◆ **Exercise task**: Return the full material exactly.

::: Extracted data :::

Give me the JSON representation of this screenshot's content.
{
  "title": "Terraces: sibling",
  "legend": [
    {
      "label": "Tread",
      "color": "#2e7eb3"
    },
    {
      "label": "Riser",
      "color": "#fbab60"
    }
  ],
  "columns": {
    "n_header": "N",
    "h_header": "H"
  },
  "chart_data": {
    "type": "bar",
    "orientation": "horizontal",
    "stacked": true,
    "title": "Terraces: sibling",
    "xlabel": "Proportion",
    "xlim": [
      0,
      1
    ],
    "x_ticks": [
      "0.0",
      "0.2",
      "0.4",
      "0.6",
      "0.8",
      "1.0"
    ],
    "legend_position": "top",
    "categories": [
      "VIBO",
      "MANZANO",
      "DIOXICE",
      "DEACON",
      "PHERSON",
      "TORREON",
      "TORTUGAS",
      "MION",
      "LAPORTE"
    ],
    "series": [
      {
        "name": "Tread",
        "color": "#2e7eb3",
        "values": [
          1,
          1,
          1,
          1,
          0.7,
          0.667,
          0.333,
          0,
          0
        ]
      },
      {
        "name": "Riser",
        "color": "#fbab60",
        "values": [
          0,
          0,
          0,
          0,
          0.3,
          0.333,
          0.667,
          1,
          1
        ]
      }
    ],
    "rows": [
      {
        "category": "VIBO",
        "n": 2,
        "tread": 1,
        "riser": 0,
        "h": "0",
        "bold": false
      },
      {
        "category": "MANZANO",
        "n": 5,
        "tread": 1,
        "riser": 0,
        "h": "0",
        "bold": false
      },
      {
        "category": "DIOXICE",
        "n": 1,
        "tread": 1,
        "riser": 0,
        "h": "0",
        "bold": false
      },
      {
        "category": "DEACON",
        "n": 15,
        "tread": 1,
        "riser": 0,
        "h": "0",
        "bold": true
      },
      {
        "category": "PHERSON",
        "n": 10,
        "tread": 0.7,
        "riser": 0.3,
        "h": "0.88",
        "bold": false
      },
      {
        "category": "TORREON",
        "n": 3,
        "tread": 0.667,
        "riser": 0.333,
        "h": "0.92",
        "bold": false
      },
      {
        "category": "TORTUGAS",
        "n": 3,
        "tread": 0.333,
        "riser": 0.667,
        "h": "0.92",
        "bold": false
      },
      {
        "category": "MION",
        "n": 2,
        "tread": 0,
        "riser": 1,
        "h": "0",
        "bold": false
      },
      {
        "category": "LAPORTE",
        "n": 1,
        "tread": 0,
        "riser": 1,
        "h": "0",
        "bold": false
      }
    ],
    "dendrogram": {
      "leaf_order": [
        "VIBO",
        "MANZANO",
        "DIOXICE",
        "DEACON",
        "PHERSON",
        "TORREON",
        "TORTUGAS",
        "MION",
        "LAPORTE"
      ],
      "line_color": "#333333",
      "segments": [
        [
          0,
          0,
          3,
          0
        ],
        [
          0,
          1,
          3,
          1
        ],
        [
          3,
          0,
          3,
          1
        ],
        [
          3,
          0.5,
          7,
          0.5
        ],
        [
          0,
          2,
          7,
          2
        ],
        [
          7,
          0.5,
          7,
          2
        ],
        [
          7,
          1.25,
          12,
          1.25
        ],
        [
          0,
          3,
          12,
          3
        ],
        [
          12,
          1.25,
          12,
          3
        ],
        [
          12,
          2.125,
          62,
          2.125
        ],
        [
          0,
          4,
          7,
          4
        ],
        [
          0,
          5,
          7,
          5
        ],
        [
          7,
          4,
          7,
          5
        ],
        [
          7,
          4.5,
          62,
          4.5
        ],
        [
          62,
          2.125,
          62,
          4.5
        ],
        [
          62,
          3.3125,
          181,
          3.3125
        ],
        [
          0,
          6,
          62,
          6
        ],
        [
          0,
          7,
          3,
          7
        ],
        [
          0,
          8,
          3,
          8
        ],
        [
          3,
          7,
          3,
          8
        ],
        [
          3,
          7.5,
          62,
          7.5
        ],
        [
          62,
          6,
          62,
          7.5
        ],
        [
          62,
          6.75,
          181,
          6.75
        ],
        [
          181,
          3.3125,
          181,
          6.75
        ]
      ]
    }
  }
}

:::

◆ **Solution**:
Give me the JSON representation of this screenshot's content.
{
  "title": "Terraces: sibling",
  "legend": [
    {
      "label": "Tread",
      "color": "#2e7eb3"
    },
    {
      "label": "Riser",
      "color": "#fbab60"
    }
  ],
  "columns": {
    "n_header": "N",
    "h_header": "H"
  },
  "chart_data": {
    "type": "bar",
    "orientation": "horizontal",
    "stacked": true,
    "title": "Terraces: sibling",
    "xlabel": "Proportion",
    "xlim": [
      0,
      1
    ],
    "x_ticks": [
      "0.0",
      "0.2",
      "0.4",
      "0.6",
      "0.8",
      "1.0"
    ],
    "legend_position": "top",
    "categories": [
      "VIBO",
      "MANZANO",
      "DIOXICE",
      "DEACON",
      "PHERSON",
      "TORREON",
      "TORTUGAS",
      "MION",
      "LAPORTE"
    ],
    "series": [
      {
        "name": "Tread",
        "color": "#2e7eb3",
        "values": [
          1,
          1,
          1,
          1,
          0.7,
          0.667,
          0.333,
          0,
          0
        ]
      },
      {
        "name": "Riser",
        "color": "#fbab60",
        "values": [
          0,
          0,
          0,
          0,
          0.3,
          0.333,
          0.667,
          1,
          1
        ]
      }
    ],
    "rows": [
      {
        "category": "VIBO",
        "n": 2,
        "tread": 1,
        "riser": 0,
        "h": "0",
        "bold": false
      },
      {
        "category": "MANZANO",
        "n": 5,
        "tread": 1,
        "riser": 0,
        "h": "0",
        "bold": false
      },
      {
        "category": "DIOXICE",
        "n": 1,
        "tread": 1,
        "riser": 0,
        "h": "0",
        "bold": false
      },
      {
        "category": "DEACON",
        "n": 15,
        "tread": 1,
        "riser": 0,
        "h": "0",
        "bold": true
      },
      {
        "category": "PHERSON",
        "n": 10,
        "tread": 0.7,
        "riser": 0.3,
        "h": "0.88",
        "bold": false
      },
      {
        "category": "TORREON",
        "n": 3,
        "tread": 0.667,
        "riser": 0.333,
        "h": "0.92",
        "bold": false
      },
      {
        "category": "TORTUGAS",
        "n": 3,
        "tread": 0.333,
        "riser": 0.667,
        "h": "0.92",
        "bold": false
      },
      {
        "category": "MION",
        "n": 2,
        "tread": 0,
        "riser": 1,
        "h": "0",
        "bold": false
      },
      {
        "category": "LAPORTE",
        "n": 1,
        "tread": 0,
        "riser": 1,
        "h": "0",
        "bold": false
      }
    ],
    "dendrogram": {
      "leaf_order": [
        "VIBO",
        "MANZANO",
        "DIOXICE",
        "DEACON",
        "PHERSON",
        "TORREON",
        "TORTUGAS",
        "MION",
        "LAPORTE"
      ],
      "line_color": "#333333",
      "segments": [
        [
          0,
          0,
          3,
          0
        ],
        [
          0,
          1,
          3,
          1
        ],
        [
          3,
          0,
          3,
          1
        ],
        [
          3,
          0.5,
          7,
          0.5
        ],
        [
          0,
          2,
          7,
          2
        ],
        [
          7,
          0.5,
          7,
          2
        ],
        [
          7,
          1.25,
          12,
          1.25
        ],
        [
          0,
          3,
          12,
          3
        ],
        [
          12,
          1.25,
          12,
          3
        ],
        [
          12,
          2.125,
          62,
          2.125
        ],
        [
          0,
          4,
          7,
          4
        ],
        [
          0,
          5,
          7,
          5
        ],
        [
          7,
          4,
          7,
          5
        ],
        [
          7,
          4.5,
          62,
          4.5
        ],
        [
          62,
          2.125,
          62,
          4.5
        ],
        [
          62,
          3.3125,
          181,
          3.3125
        ],
        [
          0,
          6,
          62,
          6
        ],
        [
          0,
          7,
          3,
          7
        ],
        [
          0,
          8,
          3,
          8
        ],
        [
          3,
          7,
          3,
          8
        ],
        [
          3,
          7.5,
          62,
          7.5
        ],
        [
          62,
          6,
          62,
          7.5
        ],
        [
          62,
          6.75,
          181,
          6.75
        ],
        [
          181,
          3.3125,
          181,
          6.75
        ]
      ]
    }
  }
}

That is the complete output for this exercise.